Records from a collection:
· · · · · · ·
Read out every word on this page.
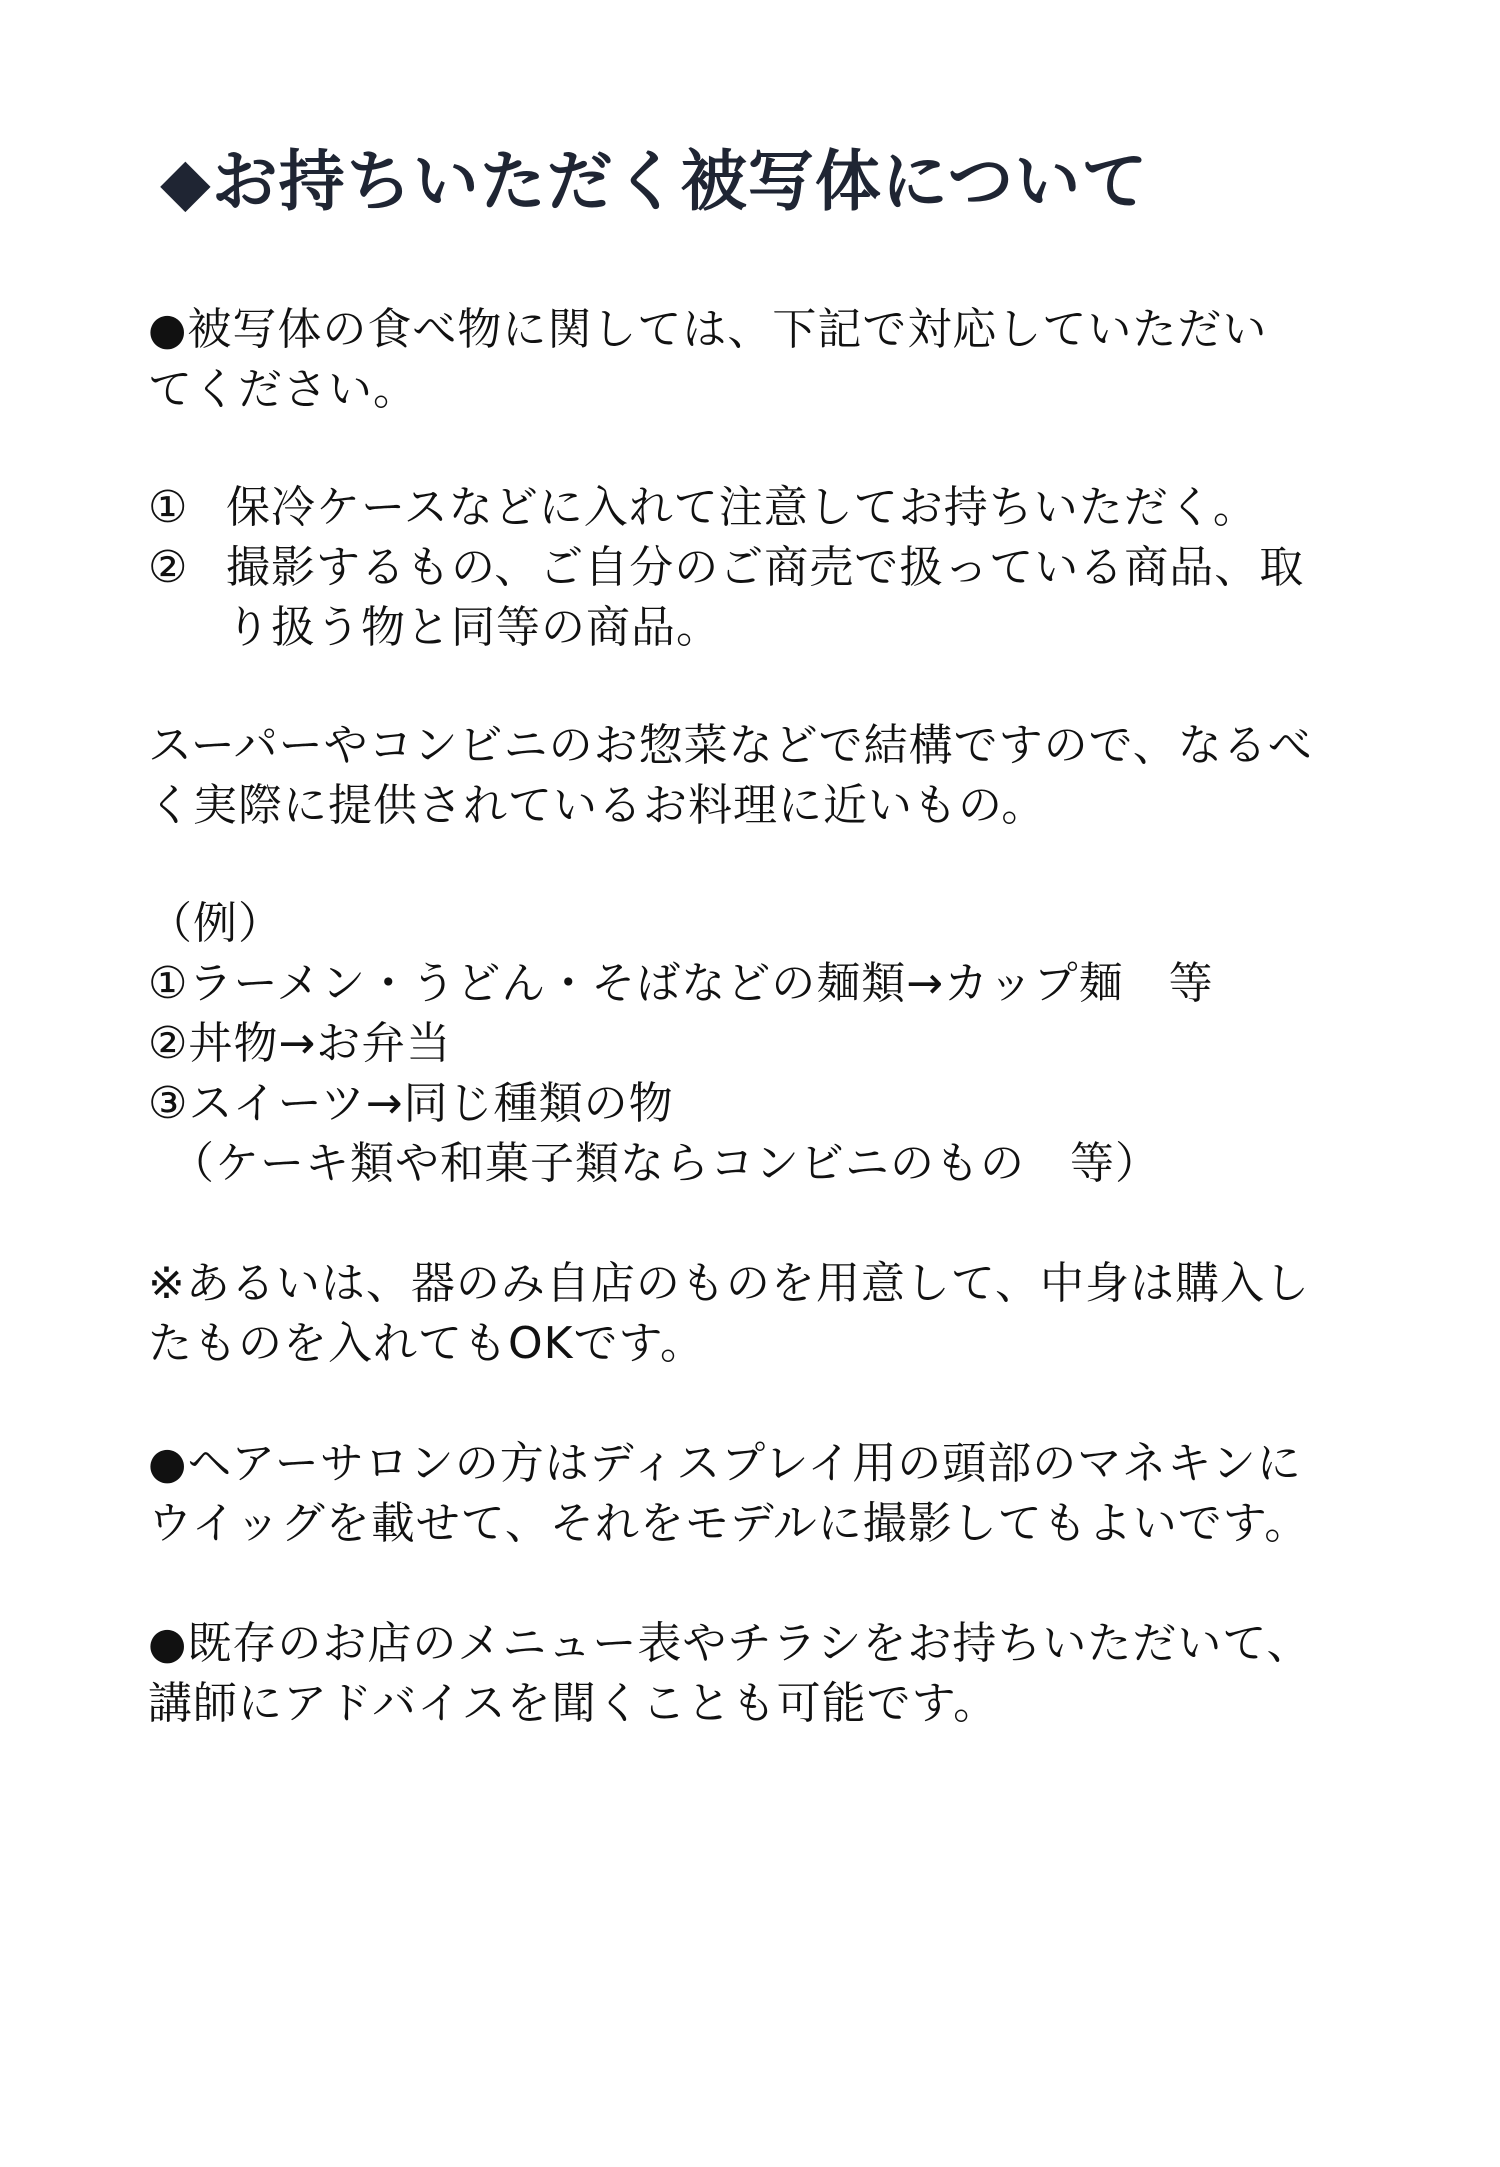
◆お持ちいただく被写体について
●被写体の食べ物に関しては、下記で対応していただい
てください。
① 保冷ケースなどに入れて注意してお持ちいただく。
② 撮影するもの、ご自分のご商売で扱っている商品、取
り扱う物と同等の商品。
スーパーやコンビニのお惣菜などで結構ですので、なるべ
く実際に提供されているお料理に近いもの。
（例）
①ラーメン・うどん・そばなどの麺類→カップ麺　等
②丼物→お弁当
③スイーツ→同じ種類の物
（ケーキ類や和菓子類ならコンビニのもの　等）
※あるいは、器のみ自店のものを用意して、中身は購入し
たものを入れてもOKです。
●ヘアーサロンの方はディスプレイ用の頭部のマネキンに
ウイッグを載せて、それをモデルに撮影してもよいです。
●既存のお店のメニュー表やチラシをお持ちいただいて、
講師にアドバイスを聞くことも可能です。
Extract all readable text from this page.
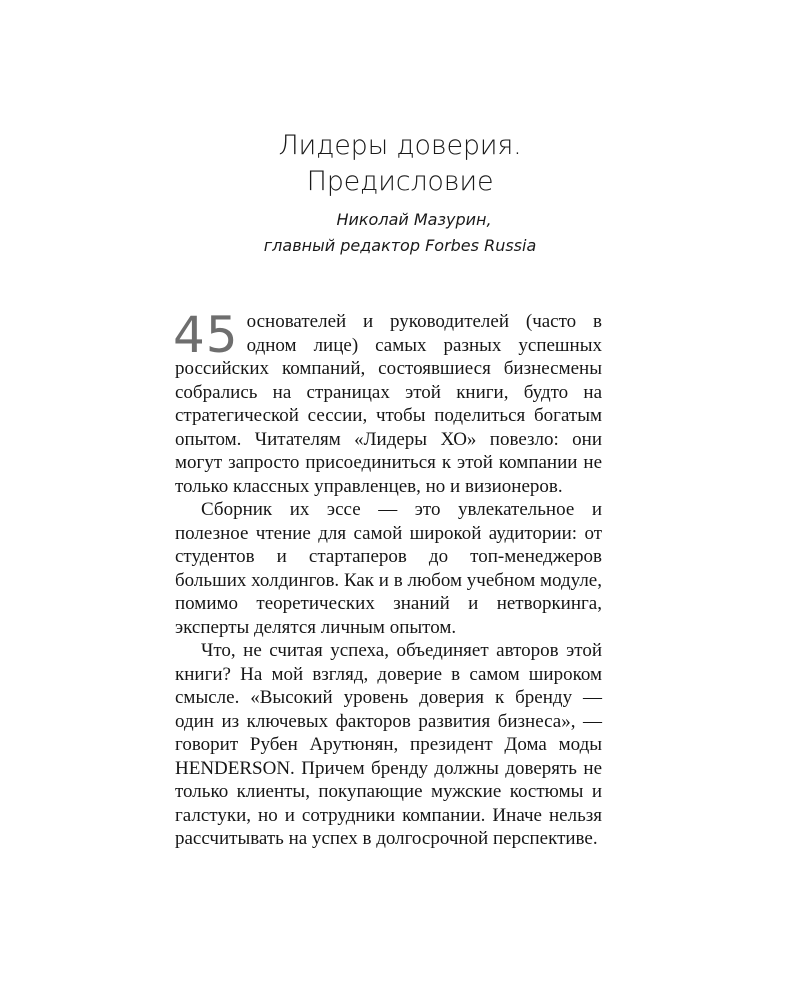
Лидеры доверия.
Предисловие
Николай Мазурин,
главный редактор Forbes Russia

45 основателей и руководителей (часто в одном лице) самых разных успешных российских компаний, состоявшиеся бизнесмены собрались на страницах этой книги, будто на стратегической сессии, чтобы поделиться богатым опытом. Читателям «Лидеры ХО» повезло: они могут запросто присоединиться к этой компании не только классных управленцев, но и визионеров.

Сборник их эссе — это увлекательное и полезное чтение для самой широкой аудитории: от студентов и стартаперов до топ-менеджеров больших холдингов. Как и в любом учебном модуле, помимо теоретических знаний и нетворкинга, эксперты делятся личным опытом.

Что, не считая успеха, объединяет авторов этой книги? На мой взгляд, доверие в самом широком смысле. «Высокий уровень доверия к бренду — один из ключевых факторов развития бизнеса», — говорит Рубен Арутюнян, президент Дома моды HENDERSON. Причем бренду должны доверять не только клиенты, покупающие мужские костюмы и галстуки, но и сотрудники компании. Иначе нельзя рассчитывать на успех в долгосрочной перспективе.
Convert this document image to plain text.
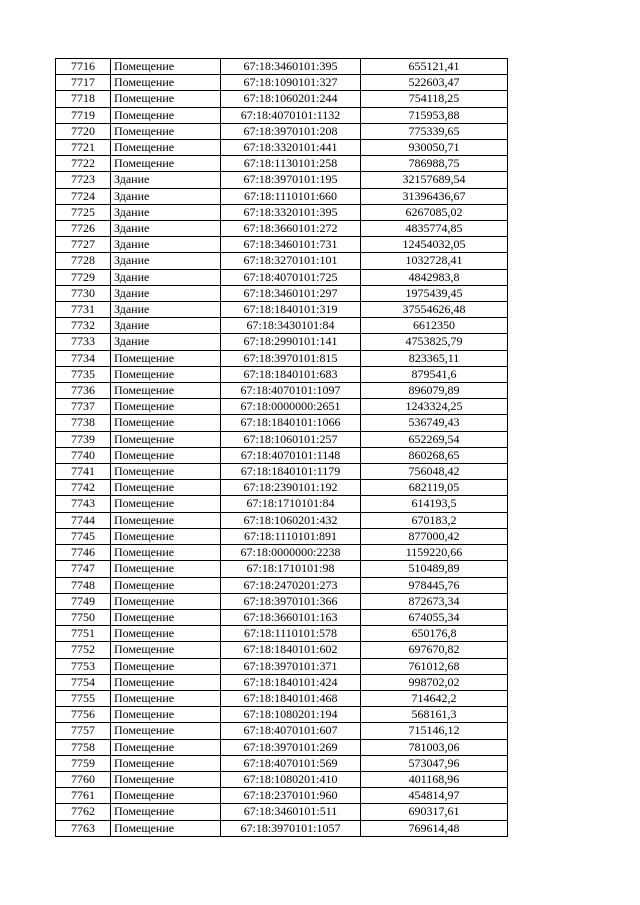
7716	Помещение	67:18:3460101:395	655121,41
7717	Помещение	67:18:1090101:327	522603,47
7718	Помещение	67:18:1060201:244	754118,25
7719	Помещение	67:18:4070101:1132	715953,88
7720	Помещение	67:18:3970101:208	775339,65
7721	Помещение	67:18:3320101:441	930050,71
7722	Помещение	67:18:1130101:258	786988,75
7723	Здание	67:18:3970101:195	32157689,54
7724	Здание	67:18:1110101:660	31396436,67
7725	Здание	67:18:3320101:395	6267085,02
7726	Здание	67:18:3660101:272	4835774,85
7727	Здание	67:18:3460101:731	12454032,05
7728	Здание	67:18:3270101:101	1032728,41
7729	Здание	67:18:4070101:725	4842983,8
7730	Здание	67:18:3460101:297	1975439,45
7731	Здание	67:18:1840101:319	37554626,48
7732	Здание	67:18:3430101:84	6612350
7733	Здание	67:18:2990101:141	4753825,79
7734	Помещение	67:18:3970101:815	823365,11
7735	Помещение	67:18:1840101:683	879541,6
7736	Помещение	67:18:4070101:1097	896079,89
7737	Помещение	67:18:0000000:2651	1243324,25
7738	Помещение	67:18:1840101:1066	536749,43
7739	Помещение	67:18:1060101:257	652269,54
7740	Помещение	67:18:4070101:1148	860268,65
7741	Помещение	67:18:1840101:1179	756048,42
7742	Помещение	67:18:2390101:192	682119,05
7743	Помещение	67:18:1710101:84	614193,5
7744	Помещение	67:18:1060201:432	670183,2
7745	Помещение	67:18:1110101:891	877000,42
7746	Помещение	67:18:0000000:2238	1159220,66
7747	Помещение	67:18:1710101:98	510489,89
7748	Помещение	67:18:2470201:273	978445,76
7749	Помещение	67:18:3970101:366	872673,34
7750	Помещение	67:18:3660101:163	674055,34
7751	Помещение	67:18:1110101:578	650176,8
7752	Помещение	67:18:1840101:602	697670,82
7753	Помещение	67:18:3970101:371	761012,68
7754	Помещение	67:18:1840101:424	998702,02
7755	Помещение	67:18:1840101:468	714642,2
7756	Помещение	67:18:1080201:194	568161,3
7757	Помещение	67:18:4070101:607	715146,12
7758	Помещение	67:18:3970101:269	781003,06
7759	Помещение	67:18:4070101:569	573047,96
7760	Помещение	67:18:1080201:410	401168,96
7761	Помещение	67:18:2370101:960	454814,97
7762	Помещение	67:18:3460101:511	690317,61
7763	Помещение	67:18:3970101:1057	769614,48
· · · · · · ·
In the listing above, find each line with the word "Лидеры" and copy it.

EXERCISE RESULT:
Лидеры доверия.
45 основателей и руководителей (часто в одном лице) самых разных успешных российских компаний, состоявшиеся бизнесмены собрались на страницах этой книги, будто на стратегической сессии, чтобы поделиться богатым опытом. Читателям «Лидеры ХО» повезло: они могут запросто присоединиться к этой компании не только классных управленцев, но и визионеров.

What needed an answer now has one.